--- Begin ---

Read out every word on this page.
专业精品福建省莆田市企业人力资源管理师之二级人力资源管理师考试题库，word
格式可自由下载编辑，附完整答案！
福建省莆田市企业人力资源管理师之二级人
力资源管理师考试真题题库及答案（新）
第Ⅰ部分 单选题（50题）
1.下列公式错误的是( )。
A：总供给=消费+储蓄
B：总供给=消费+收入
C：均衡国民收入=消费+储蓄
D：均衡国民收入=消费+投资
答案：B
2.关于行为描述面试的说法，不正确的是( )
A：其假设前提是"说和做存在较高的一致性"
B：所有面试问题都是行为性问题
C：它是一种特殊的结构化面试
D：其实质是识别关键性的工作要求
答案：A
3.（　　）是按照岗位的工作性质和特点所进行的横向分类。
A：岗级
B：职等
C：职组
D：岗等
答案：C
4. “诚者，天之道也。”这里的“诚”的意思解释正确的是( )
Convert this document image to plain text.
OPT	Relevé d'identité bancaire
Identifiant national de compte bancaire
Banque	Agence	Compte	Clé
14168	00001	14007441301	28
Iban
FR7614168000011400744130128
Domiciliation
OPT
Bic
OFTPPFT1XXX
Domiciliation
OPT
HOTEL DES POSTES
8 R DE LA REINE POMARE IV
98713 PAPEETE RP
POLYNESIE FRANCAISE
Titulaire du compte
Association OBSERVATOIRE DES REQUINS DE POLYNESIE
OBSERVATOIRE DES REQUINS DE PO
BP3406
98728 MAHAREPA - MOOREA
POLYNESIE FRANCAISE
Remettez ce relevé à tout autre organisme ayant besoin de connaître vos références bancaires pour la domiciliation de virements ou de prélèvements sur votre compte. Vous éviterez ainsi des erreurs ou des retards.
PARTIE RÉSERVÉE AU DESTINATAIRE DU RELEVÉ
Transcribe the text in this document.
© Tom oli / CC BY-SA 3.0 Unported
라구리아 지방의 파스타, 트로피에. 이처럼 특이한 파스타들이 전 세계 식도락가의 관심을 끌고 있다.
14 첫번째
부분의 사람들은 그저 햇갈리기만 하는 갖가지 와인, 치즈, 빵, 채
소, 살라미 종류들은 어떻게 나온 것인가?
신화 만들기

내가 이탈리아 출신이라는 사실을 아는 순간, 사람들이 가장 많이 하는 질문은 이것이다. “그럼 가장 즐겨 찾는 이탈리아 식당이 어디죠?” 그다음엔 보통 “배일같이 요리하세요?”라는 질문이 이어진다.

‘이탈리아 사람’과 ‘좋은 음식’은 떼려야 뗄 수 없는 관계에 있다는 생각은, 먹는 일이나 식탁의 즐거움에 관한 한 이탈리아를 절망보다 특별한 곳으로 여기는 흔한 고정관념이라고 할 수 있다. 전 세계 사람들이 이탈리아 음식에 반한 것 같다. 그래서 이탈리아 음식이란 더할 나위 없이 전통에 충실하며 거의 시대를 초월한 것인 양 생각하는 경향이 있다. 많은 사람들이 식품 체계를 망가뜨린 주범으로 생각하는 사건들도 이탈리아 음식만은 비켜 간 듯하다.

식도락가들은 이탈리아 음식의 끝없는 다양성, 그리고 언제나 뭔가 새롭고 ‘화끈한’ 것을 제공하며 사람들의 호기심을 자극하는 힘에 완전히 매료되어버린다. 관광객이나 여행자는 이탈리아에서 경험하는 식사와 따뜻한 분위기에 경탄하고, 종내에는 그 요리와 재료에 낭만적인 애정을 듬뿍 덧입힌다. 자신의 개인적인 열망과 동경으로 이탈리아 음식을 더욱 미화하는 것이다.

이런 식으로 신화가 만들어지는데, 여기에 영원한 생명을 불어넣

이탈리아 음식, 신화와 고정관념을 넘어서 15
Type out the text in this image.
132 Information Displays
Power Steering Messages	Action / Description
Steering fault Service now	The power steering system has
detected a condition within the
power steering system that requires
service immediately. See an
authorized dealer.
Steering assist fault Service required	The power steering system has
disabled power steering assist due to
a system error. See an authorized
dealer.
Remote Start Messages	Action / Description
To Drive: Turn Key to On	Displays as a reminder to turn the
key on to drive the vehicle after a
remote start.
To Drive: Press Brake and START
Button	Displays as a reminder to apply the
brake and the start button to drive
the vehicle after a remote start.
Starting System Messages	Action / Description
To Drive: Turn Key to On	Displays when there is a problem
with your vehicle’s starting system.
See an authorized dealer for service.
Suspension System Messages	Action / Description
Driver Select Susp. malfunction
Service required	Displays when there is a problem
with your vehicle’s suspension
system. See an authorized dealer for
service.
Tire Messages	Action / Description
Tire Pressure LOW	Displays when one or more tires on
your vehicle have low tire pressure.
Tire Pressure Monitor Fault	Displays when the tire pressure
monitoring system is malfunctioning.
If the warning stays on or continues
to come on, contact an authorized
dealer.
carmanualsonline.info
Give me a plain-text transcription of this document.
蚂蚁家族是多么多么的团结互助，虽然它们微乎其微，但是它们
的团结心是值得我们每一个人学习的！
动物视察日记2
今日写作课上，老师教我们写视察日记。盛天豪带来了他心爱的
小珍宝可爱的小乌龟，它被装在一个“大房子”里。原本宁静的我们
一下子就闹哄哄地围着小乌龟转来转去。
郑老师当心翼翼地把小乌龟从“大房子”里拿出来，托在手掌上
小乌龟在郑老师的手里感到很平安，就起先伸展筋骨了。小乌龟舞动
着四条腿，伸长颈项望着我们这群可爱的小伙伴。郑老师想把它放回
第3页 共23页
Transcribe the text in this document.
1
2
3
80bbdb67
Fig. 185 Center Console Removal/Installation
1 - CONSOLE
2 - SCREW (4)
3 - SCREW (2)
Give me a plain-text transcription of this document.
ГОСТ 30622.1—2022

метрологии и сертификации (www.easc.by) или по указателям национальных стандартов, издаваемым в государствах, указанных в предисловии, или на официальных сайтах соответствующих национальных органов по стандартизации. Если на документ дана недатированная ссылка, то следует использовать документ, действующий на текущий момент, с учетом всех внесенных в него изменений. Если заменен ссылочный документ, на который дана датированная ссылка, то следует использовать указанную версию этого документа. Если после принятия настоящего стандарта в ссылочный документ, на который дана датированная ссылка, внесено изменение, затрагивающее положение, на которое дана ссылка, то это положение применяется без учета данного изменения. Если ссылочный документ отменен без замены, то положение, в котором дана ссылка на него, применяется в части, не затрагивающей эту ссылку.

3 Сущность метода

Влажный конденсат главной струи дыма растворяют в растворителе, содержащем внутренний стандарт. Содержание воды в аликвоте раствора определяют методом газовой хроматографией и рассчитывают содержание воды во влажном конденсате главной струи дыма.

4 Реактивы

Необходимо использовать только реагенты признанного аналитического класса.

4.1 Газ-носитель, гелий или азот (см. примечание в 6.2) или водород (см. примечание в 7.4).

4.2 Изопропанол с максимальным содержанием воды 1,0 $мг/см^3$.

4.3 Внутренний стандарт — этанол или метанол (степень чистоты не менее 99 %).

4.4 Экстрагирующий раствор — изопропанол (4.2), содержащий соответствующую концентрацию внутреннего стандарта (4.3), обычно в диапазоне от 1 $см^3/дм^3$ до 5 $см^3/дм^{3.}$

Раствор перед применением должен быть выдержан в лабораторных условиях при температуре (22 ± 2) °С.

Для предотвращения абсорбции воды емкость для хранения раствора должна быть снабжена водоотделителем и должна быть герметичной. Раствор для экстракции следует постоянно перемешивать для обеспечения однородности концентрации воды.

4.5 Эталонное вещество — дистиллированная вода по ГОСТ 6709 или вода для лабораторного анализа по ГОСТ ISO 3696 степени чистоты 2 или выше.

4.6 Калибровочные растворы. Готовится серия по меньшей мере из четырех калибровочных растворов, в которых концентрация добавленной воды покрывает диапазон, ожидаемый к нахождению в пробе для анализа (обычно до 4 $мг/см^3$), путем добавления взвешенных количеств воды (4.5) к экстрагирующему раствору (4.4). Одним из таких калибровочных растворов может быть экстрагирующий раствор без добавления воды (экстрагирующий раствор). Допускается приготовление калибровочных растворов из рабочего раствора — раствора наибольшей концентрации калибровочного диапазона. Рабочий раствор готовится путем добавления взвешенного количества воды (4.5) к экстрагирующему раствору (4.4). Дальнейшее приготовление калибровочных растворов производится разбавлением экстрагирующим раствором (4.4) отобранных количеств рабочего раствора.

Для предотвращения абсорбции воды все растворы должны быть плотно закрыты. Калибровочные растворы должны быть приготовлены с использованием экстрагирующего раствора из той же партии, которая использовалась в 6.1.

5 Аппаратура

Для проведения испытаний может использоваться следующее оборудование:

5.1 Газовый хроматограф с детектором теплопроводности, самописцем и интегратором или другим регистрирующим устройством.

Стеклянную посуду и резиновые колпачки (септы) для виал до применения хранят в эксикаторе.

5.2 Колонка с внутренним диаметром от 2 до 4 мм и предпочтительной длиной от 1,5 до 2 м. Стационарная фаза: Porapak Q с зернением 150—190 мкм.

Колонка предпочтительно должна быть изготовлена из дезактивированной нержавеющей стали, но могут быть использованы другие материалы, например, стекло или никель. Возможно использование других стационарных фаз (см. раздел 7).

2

--- End ---

(TASK STATEMENT): Return each full line of the entries that contains the word "after".

(FULL SOLUTION):
key on to drive the vehicle after a
the vehicle after a remote start.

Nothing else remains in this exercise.